=== DIRECTIONS ===
Provide the data again in its entirety, exactly as given.
-- begin --
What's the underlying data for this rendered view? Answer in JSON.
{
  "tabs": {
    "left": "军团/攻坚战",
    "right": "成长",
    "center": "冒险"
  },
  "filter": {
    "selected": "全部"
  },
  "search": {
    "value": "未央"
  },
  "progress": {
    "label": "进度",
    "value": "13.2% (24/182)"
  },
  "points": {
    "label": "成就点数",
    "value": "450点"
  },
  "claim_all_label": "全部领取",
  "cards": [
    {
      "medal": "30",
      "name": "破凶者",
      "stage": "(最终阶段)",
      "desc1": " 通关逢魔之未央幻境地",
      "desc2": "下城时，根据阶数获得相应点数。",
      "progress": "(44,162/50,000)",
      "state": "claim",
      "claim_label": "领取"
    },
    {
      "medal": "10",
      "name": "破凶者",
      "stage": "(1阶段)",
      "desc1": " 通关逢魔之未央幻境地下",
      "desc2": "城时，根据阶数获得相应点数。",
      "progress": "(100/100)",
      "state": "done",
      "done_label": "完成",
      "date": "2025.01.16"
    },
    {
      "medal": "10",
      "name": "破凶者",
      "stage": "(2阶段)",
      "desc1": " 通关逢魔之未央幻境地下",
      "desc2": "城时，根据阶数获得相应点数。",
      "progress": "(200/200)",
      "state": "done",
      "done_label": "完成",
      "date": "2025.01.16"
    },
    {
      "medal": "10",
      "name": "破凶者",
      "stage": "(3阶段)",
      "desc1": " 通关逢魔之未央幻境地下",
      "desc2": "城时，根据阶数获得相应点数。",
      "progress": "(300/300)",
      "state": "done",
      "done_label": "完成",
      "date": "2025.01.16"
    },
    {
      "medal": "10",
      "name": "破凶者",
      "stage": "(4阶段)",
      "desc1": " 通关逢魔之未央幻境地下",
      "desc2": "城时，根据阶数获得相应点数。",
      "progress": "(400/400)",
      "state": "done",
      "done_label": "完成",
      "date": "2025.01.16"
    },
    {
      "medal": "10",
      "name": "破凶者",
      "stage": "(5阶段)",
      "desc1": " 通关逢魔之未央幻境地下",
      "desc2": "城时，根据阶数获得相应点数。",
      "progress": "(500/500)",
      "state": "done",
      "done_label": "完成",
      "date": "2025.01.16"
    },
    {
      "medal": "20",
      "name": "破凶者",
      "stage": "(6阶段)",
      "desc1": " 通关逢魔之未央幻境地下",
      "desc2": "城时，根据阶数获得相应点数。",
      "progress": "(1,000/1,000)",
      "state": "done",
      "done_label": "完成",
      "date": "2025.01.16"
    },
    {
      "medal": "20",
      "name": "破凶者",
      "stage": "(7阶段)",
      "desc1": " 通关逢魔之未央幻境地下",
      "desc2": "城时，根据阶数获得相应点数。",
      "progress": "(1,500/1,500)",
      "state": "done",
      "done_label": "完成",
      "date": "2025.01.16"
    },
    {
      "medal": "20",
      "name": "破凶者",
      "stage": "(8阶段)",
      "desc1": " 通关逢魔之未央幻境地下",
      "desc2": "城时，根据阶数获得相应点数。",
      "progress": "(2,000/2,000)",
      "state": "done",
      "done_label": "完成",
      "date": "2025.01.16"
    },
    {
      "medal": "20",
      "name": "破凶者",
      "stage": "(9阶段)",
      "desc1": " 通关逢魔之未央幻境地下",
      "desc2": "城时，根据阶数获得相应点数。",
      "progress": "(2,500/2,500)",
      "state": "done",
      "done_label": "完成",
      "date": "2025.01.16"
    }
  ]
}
-- end --
=== THE REPLY ===
What's the underlying data for this rendered view? Answer in JSON.
{
  "tabs": {
    "left": "军团/攻坚战",
    "right": "成长",
    "center": "冒险"
  },
  "filter": {
    "selected": "全部"
  },
  "search": {
    "value": "未央"
  },
  "progress": {
    "label": "进度",
    "value": "13.2% (24/182)"
  },
  "points": {
    "label": "成就点数",
    "value": "450点"
  },
  "claim_all_label": "全部领取",
  "cards": [
    {
      "medal": "30",
      "name": "破凶者",
      "stage": "(最终阶段)",
      "desc1": " 通关逢魔之未央幻境地",
      "desc2": "下城时，根据阶数获得相应点数。",
      "progress": "(44,162/50,000)",
      "state": "claim",
      "claim_label": "领取"
    },
    {
      "medal": "10",
      "name": "破凶者",
      "stage": "(1阶段)",
      "desc1": " 通关逢魔之未央幻境地下",
      "desc2": "城时，根据阶数获得相应点数。",
      "progress": "(100/100)",
      "state": "done",
      "done_label": "完成",
      "date": "2025.01.16"
    },
    {
      "medal": "10",
      "name": "破凶者",
      "stage": "(2阶段)",
      "desc1": " 通关逢魔之未央幻境地下",
      "desc2": "城时，根据阶数获得相应点数。",
      "progress": "(200/200)",
      "state": "done",
      "done_label": "完成",
      "date": "2025.01.16"
    },
    {
      "medal": "10",
      "name": "破凶者",
      "stage": "(3阶段)",
      "desc1": " 通关逢魔之未央幻境地下",
      "desc2": "城时，根据阶数获得相应点数。",
      "progress": "(300/300)",
      "state": "done",
      "done_label": "完成",
      "date": "2025.01.16"
    },
    {
      "medal": "10",
      "name": "破凶者",
      "stage": "(4阶段)",
      "desc1": " 通关逢魔之未央幻境地下",
      "desc2": "城时，根据阶数获得相应点数。",
      "progress": "(400/400)",
      "state": "done",
      "done_label": "完成",
      "date": "2025.01.16"
    },
    {
      "medal": "10",
      "name": "破凶者",
      "stage": "(5阶段)",
      "desc1": " 通关逢魔之未央幻境地下",
      "desc2": "城时，根据阶数获得相应点数。",
      "progress": "(500/500)",
      "state": "done",
      "done_label": "完成",
      "date": "2025.01.16"
    },
    {
      "medal": "20",
      "name": "破凶者",
      "stage": "(6阶段)",
      "desc1": " 通关逢魔之未央幻境地下",
      "desc2": "城时，根据阶数获得相应点数。",
      "progress": "(1,000/1,000)",
      "state": "done",
      "done_label": "完成",
      "date": "2025.01.16"
    },
    {
      "medal": "20",
      "name": "破凶者",
      "stage": "(7阶段)",
      "desc1": " 通关逢魔之未央幻境地下",
      "desc2": "城时，根据阶数获得相应点数。",
      "progress": "(1,500/1,500)",
      "state": "done",
      "done_label": "完成",
      "date": "2025.01.16"
    },
    {
      "medal": "20",
      "name": "破凶者",
      "stage": "(8阶段)",
      "desc1": " 通关逢魔之未央幻境地下",
      "desc2": "城时，根据阶数获得相应点数。",
      "progress": "(2,000/2,000)",
      "state": "done",
      "done_label": "完成",
      "date": "2025.01.16"
    },
    {
      "medal": "20",
      "name": "破凶者",
      "stage": "(9阶段)",
      "desc1": " 通关逢魔之未央幻境地下",
      "desc2": "城时，根据阶数获得相应点数。",
      "progress": "(2,500/2,500)",
      "state": "done",
      "done_label": "完成",
      "date": "2025.01.16"
    }
  ]
}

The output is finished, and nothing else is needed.